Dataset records
□ □ □

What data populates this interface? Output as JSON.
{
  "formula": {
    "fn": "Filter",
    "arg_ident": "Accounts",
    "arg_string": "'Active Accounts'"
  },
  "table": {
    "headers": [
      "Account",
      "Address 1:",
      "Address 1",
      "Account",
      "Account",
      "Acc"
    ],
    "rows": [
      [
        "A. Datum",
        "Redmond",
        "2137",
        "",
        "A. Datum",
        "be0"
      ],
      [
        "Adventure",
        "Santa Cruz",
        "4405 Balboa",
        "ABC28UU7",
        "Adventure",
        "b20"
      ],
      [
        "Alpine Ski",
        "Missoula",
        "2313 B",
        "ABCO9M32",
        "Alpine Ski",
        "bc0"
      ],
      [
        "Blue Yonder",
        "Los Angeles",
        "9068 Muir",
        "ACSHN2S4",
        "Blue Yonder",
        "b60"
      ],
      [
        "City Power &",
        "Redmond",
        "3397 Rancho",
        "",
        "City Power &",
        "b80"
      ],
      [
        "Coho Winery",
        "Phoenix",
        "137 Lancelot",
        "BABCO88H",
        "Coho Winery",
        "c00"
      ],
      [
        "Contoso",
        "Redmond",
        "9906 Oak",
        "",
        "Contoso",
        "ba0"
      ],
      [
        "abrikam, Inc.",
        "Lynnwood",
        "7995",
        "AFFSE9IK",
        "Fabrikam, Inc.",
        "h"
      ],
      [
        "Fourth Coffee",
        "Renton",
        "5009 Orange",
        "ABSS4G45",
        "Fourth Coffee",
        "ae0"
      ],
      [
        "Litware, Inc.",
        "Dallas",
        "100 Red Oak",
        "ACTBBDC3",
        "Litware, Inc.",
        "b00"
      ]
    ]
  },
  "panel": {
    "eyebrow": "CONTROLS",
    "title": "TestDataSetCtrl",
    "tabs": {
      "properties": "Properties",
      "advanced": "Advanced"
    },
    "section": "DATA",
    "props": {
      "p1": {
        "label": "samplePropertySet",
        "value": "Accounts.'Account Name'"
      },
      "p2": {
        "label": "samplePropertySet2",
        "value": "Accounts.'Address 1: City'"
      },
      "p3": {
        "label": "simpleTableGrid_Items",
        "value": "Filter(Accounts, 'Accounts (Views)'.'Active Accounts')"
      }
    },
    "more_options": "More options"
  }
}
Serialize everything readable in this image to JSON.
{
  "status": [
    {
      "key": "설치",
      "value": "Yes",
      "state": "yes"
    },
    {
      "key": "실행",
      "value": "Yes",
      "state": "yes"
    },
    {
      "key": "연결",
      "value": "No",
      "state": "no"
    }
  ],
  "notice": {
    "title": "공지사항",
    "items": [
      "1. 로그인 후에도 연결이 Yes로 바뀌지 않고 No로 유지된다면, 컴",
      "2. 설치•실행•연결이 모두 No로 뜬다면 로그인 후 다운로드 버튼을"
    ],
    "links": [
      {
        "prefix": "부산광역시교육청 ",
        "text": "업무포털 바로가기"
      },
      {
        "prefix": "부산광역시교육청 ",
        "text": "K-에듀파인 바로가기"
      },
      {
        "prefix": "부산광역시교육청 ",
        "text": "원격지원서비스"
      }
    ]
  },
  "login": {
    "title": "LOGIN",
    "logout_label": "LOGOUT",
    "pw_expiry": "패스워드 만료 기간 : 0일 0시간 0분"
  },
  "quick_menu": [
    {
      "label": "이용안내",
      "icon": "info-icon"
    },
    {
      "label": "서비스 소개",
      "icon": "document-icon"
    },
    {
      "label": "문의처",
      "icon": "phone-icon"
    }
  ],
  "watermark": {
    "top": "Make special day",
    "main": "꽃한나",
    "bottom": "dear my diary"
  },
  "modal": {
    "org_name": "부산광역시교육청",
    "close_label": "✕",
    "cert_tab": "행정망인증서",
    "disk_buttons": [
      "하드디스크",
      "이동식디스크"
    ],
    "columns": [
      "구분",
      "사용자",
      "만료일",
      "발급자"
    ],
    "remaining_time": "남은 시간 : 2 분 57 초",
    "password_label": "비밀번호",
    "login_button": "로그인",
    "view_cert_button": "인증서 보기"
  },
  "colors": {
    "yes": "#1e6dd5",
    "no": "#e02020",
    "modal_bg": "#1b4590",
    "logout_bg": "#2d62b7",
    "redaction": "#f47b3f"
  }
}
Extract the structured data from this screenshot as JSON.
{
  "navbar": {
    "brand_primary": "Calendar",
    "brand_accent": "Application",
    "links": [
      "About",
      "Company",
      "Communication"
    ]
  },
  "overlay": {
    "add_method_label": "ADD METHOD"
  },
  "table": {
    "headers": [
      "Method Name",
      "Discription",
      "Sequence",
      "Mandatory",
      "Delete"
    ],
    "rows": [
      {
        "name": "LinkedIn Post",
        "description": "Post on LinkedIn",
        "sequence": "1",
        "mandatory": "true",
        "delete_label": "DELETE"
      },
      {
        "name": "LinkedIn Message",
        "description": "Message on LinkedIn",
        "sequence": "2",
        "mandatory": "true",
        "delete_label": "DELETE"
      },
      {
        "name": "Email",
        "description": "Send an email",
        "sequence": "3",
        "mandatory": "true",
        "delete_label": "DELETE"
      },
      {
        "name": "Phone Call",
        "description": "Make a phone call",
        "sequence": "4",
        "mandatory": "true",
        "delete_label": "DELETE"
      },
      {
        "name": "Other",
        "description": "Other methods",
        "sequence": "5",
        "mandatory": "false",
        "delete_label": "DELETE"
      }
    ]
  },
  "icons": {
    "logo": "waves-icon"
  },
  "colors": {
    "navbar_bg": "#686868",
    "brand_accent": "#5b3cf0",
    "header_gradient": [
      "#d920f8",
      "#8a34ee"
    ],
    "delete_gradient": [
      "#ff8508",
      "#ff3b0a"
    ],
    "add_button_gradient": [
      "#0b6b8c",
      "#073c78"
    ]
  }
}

□ □ □

◆ DO THIS: The entries above must be returned in full, exactly as shown.

◆ ANSWER BELOW:
What data populates this interface? Output as JSON.
{
  "formula": {
    "fn": "Filter",
    "arg_ident": "Accounts",
    "arg_string": "'Active Accounts'"
  },
  "table": {
    "headers": [
      "Account",
      "Address 1:",
      "Address 1",
      "Account",
      "Account",
      "Acc"
    ],
    "rows": [
      [
        "A. Datum",
        "Redmond",
        "2137",
        "",
        "A. Datum",
        "be0"
      ],
      [
        "Adventure",
        "Santa Cruz",
        "4405 Balboa",
        "ABC28UU7",
        "Adventure",
        "b20"
      ],
      [
        "Alpine Ski",
        "Missoula",
        "2313 B",
        "ABCO9M32",
        "Alpine Ski",
        "bc0"
      ],
      [
        "Blue Yonder",
        "Los Angeles",
        "9068 Muir",
        "ACSHN2S4",
        "Blue Yonder",
        "b60"
      ],
      [
        "City Power &",
        "Redmond",
        "3397 Rancho",
        "",
        "City Power &",
        "b80"
      ],
      [
        "Coho Winery",
        "Phoenix",
        "137 Lancelot",
        "BABCO88H",
        "Coho Winery",
        "c00"
      ],
      [
        "Contoso",
        "Redmond",
        "9906 Oak",
        "",
        "Contoso",
        "ba0"
      ],
      [
        "abrikam, Inc.",
        "Lynnwood",
        "7995",
        "AFFSE9IK",
        "Fabrikam, Inc.",
        "h"
      ],
      [
        "Fourth Coffee",
        "Renton",
        "5009 Orange",
        "ABSS4G45",
        "Fourth Coffee",
        "ae0"
      ],
      [
        "Litware, Inc.",
        "Dallas",
        "100 Red Oak",
        "ACTBBDC3",
        "Litware, Inc.",
        "b00"
      ]
    ]
  },
  "panel": {
    "eyebrow": "CONTROLS",
    "title": "TestDataSetCtrl",
    "tabs": {
      "properties": "Properties",
      "advanced": "Advanced"
    },
    "section": "DATA",
    "props": {
      "p1": {
        "label": "samplePropertySet",
        "value": "Accounts.'Account Name'"
      },
      "p2": {
        "label": "samplePropertySet2",
        "value": "Accounts.'Address 1: City'"
      },
      "p3": {
        "label": "simpleTableGrid_Items",
        "value": "Filter(Accounts, 'Accounts (Views)'.'Active Accounts')"
      }
    },
    "more_options": "More options"
  }
}
Serialize everything readable in this image to JSON.
{
  "status": [
    {
      "key": "설치",
      "value": "Yes",
      "state": "yes"
    },
    {
      "key": "실행",
      "value": "Yes",
      "state": "yes"
    },
    {
      "key": "연결",
      "value": "No",
      "state": "no"
    }
  ],
  "notice": {
    "title": "공지사항",
    "items": [
      "1. 로그인 후에도 연결이 Yes로 바뀌지 않고 No로 유지된다면, 컴",
      "2. 설치•실행•연결이 모두 No로 뜬다면 로그인 후 다운로드 버튼을"
    ],
    "links": [
      {
        "prefix": "부산광역시교육청 ",
        "text": "업무포털 바로가기"
      },
      {
        "prefix": "부산광역시교육청 ",
        "text": "K-에듀파인 바로가기"
      },
      {
        "prefix": "부산광역시교육청 ",
        "text": "원격지원서비스"
      }
    ]
  },
  "login": {
    "title": "LOGIN",
    "logout_label": "LOGOUT",
    "pw_expiry": "패스워드 만료 기간 : 0일 0시간 0분"
  },
  "quick_menu": [
    {
      "label": "이용안내",
      "icon": "info-icon"
    },
    {
      "label": "서비스 소개",
      "icon": "document-icon"
    },
    {
      "label": "문의처",
      "icon": "phone-icon"
    }
  ],
  "watermark": {
    "top": "Make special day",
    "main": "꽃한나",
    "bottom": "dear my diary"
  },
  "modal": {
    "org_name": "부산광역시교육청",
    "close_label": "✕",
    "cert_tab": "행정망인증서",
    "disk_buttons": [
      "하드디스크",
      "이동식디스크"
    ],
    "columns": [
      "구분",
      "사용자",
      "만료일",
      "발급자"
    ],
    "remaining_time": "남은 시간 : 2 분 57 초",
    "password_label": "비밀번호",
    "login_button": "로그인",
    "view_cert_button": "인증서 보기"
  },
  "colors": {
    "yes": "#1e6dd5",
    "no": "#e02020",
    "modal_bg": "#1b4590",
    "logout_bg": "#2d62b7",
    "redaction": "#f47b3f"
  }
}
Extract the structured data from this screenshot as JSON.
{
  "navbar": {
    "brand_primary": "Calendar",
    "brand_accent": "Application",
    "links": [
      "About",
      "Company",
      "Communication"
    ]
  },
  "overlay": {
    "add_method_label": "ADD METHOD"
  },
  "table": {
    "headers": [
      "Method Name",
      "Discription",
      "Sequence",
      "Mandatory",
      "Delete"
    ],
    "rows": [
      {
        "name": "LinkedIn Post",
        "description": "Post on LinkedIn",
        "sequence": "1",
        "mandatory": "true",
        "delete_label": "DELETE"
      },
      {
        "name": "LinkedIn Message",
        "description": "Message on LinkedIn",
        "sequence": "2",
        "mandatory": "true",
        "delete_label": "DELETE"
      },
      {
        "name": "Email",
        "description": "Send an email",
        "sequence": "3",
        "mandatory": "true",
        "delete_label": "DELETE"
      },
      {
        "name": "Phone Call",
        "description": "Make a phone call",
        "sequence": "4",
        "mandatory": "true",
        "delete_label": "DELETE"
      },
      {
        "name": "Other",
        "description": "Other methods",
        "sequence": "5",
        "mandatory": "false",
        "delete_label": "DELETE"
      }
    ]
  },
  "icons": {
    "logo": "waves-icon"
  },
  "colors": {
    "navbar_bg": "#686868",
    "brand_accent": "#5b3cf0",
    "header_gradient": [
      "#d920f8",
      "#8a34ee"
    ],
    "delete_gradient": [
      "#ff8508",
      "#ff3b0a"
    ],
    "add_button_gradient": [
      "#0b6b8c",
      "#073c78"
    ]
  }
}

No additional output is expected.